Extracted data entries
----
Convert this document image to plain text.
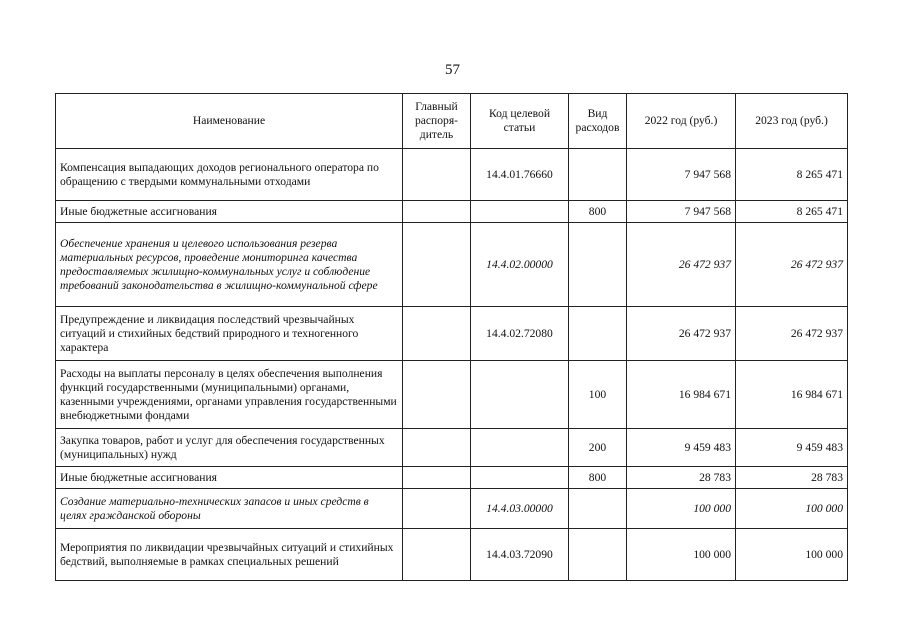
57
Наименование	Главный распоря-дитель	Код целевой статьи	Вид расходов	2022 год (руб.)	2023 год (руб.)
Компенсация выпадающих доходов регионального оператора по обращению с твердыми коммунальными отходами		14.4.01.76660		7 947 568	8 265 471
Иные бюджетные ассигнования			800	7 947 568	8 265 471
Обеспечение хранения и целевого использования резерва материальных ресурсов, проведение мониторинга качества предоставляемых жилищно-коммунальных услуг и соблюдение требований законодательства в жилищно-коммунальной сфере		14.4.02.00000		26 472 937	26 472 937
Предупреждение и ликвидация последствий чрезвычайных ситуаций и стихийных бедствий природного и техногенного характера		14.4.02.72080		26 472 937	26 472 937
Расходы на выплаты персоналу в целях обеспечения выполнения функций государственными (муниципальными) органами, казенными учреждениями, органами управления государственными внебюджетными фондами			100	16 984 671	16 984 671
Закупка товаров, работ и услуг для обеспечения государственных (муниципальных) нужд			200	9 459 483	9 459 483
Иные бюджетные ассигнования			800	28 783	28 783
Создание материально-технических запасов и иных средств в целях гражданской обороны		14.4.03.00000		100 000	100 000
Мероприятия по ликвидации чрезвычайных ситуаций и стихийных бедствий, выполняемые в рамках специальных решений		14.4.03.72090		100 000	100 000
----
# [What you are asked to do]
Write the records out once more, exactly as they appear, with no pictures.

# [Output for this exercise]
Convert this document image to plain text.
57
Наименование	Главный распоря-дитель	Код целевой статьи	Вид расходов	2022 год (руб.)	2023 год (руб.)
Компенсация выпадающих доходов регионального оператора по обращению с твердыми коммунальными отходами		14.4.01.76660		7 947 568	8 265 471
Иные бюджетные ассигнования			800	7 947 568	8 265 471
Обеспечение хранения и целевого использования резерва материальных ресурсов, проведение мониторинга качества предоставляемых жилищно-коммунальных услуг и соблюдение требований законодательства в жилищно-коммунальной сфере		14.4.02.00000		26 472 937	26 472 937
Предупреждение и ликвидация последствий чрезвычайных ситуаций и стихийных бедствий природного и техногенного характера		14.4.02.72080		26 472 937	26 472 937
Расходы на выплаты персоналу в целях обеспечения выполнения функций государственными (муниципальными) органами, казенными учреждениями, органами управления государственными внебюджетными фондами			100	16 984 671	16 984 671
Закупка товаров, работ и услуг для обеспечения государственных (муниципальных) нужд			200	9 459 483	9 459 483
Иные бюджетные ассигнования			800	28 783	28 783
Создание материально-технических запасов и иных средств в целях гражданской обороны		14.4.03.00000		100 000	100 000
Мероприятия по ликвидации чрезвычайных ситуаций и стихийных бедствий, выполняемые в рамках специальных решений		14.4.03.72090		100 000	100 000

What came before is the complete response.